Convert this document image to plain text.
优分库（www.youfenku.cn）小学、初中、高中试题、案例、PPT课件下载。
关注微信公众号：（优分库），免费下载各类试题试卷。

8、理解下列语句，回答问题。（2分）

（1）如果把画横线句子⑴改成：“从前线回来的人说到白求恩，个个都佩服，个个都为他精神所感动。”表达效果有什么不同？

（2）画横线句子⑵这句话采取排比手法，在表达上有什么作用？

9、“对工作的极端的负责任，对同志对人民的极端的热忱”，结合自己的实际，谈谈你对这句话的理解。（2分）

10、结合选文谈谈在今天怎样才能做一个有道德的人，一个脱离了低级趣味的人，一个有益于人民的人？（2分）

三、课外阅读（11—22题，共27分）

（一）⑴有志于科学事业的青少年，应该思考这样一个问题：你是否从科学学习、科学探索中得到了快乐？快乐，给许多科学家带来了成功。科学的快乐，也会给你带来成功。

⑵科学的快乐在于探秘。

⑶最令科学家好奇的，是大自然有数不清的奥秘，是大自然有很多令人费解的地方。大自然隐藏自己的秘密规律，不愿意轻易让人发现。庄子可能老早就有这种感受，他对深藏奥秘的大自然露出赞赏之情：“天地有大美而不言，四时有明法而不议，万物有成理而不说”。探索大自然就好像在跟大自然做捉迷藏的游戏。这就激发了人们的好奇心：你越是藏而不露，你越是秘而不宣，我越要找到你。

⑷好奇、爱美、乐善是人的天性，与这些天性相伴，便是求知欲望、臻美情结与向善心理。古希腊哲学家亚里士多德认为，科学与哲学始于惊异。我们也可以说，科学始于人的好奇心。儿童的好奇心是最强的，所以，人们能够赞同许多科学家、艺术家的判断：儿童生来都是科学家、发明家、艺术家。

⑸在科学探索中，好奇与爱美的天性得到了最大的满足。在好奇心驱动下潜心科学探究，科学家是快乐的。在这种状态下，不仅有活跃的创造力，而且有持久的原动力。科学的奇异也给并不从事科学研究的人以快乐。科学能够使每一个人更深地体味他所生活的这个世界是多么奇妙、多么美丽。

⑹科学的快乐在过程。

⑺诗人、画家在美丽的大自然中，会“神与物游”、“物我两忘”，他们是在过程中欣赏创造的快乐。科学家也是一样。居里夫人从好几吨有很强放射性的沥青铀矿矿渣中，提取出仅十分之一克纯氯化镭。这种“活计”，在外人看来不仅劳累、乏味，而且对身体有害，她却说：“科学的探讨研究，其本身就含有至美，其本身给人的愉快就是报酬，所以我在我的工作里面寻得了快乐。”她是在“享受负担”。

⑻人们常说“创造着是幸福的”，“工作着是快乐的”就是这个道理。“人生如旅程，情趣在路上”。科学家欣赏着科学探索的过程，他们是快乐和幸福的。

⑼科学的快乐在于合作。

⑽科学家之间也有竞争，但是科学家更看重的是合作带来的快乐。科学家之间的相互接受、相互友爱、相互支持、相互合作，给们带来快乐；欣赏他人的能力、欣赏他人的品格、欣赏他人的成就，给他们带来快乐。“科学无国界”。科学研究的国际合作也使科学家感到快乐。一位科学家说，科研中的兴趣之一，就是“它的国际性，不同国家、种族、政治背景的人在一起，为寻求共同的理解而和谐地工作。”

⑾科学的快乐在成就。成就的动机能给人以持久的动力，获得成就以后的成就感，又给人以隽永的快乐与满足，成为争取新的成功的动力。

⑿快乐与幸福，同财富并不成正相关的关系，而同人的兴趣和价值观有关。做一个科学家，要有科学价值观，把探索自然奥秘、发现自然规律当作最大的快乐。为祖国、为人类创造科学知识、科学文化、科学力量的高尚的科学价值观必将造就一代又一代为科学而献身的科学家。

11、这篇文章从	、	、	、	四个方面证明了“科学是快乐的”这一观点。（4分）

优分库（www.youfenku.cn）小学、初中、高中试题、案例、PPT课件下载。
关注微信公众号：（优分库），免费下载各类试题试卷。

+-------+

- [Task instructions]: Reproduce the listing shown above in its entirety, exactly.

- [Task response]:
Convert this document image to plain text.
优分库（www.youfenku.cn）小学、初中、高中试题、案例、PPT课件下载。
关注微信公众号：（优分库），免费下载各类试题试卷。

8、理解下列语句，回答问题。（2分）

（1）如果把画横线句子⑴改成：“从前线回来的人说到白求恩，个个都佩服，个个都为他精神所感动。”表达效果有什么不同？

（2）画横线句子⑵这句话采取排比手法，在表达上有什么作用？

9、“对工作的极端的负责任，对同志对人民的极端的热忱”，结合自己的实际，谈谈你对这句话的理解。（2分）

10、结合选文谈谈在今天怎样才能做一个有道德的人，一个脱离了低级趣味的人，一个有益于人民的人？（2分）

三、课外阅读（11—22题，共27分）

（一）⑴有志于科学事业的青少年，应该思考这样一个问题：你是否从科学学习、科学探索中得到了快乐？快乐，给许多科学家带来了成功。科学的快乐，也会给你带来成功。

⑵科学的快乐在于探秘。

⑶最令科学家好奇的，是大自然有数不清的奥秘，是大自然有很多令人费解的地方。大自然隐藏自己的秘密规律，不愿意轻易让人发现。庄子可能老早就有这种感受，他对深藏奥秘的大自然露出赞赏之情：“天地有大美而不言，四时有明法而不议，万物有成理而不说”。探索大自然就好像在跟大自然做捉迷藏的游戏。这就激发了人们的好奇心：你越是藏而不露，你越是秘而不宣，我越要找到你。

⑷好奇、爱美、乐善是人的天性，与这些天性相伴，便是求知欲望、臻美情结与向善心理。古希腊哲学家亚里士多德认为，科学与哲学始于惊异。我们也可以说，科学始于人的好奇心。儿童的好奇心是最强的，所以，人们能够赞同许多科学家、艺术家的判断：儿童生来都是科学家、发明家、艺术家。

⑸在科学探索中，好奇与爱美的天性得到了最大的满足。在好奇心驱动下潜心科学探究，科学家是快乐的。在这种状态下，不仅有活跃的创造力，而且有持久的原动力。科学的奇异也给并不从事科学研究的人以快乐。科学能够使每一个人更深地体味他所生活的这个世界是多么奇妙、多么美丽。

⑹科学的快乐在过程。

⑺诗人、画家在美丽的大自然中，会“神与物游”、“物我两忘”，他们是在过程中欣赏创造的快乐。科学家也是一样。居里夫人从好几吨有很强放射性的沥青铀矿矿渣中，提取出仅十分之一克纯氯化镭。这种“活计”，在外人看来不仅劳累、乏味，而且对身体有害，她却说：“科学的探讨研究，其本身就含有至美，其本身给人的愉快就是报酬，所以我在我的工作里面寻得了快乐。”她是在“享受负担”。

⑻人们常说“创造着是幸福的”，“工作着是快乐的”就是这个道理。“人生如旅程，情趣在路上”。科学家欣赏着科学探索的过程，他们是快乐和幸福的。

⑼科学的快乐在于合作。

⑽科学家之间也有竞争，但是科学家更看重的是合作带来的快乐。科学家之间的相互接受、相互友爱、相互支持、相互合作，给们带来快乐；欣赏他人的能力、欣赏他人的品格、欣赏他人的成就，给他们带来快乐。“科学无国界”。科学研究的国际合作也使科学家感到快乐。一位科学家说，科研中的兴趣之一，就是“它的国际性，不同国家、种族、政治背景的人在一起，为寻求共同的理解而和谐地工作。”

⑾科学的快乐在成就。成就的动机能给人以持久的动力，获得成就以后的成就感，又给人以隽永的快乐与满足，成为争取新的成功的动力。

⑿快乐与幸福，同财富并不成正相关的关系，而同人的兴趣和价值观有关。做一个科学家，要有科学价值观，把探索自然奥秘、发现自然规律当作最大的快乐。为祖国、为人类创造科学知识、科学文化、科学力量的高尚的科学价值观必将造就一代又一代为科学而献身的科学家。

11、这篇文章从	、	、	、	四个方面证明了“科学是快乐的”这一观点。（4分）

优分库（www.youfenku.cn）小学、初中、高中试题、案例、PPT课件下载。
关注微信公众号：（优分库），免费下载各类试题试卷。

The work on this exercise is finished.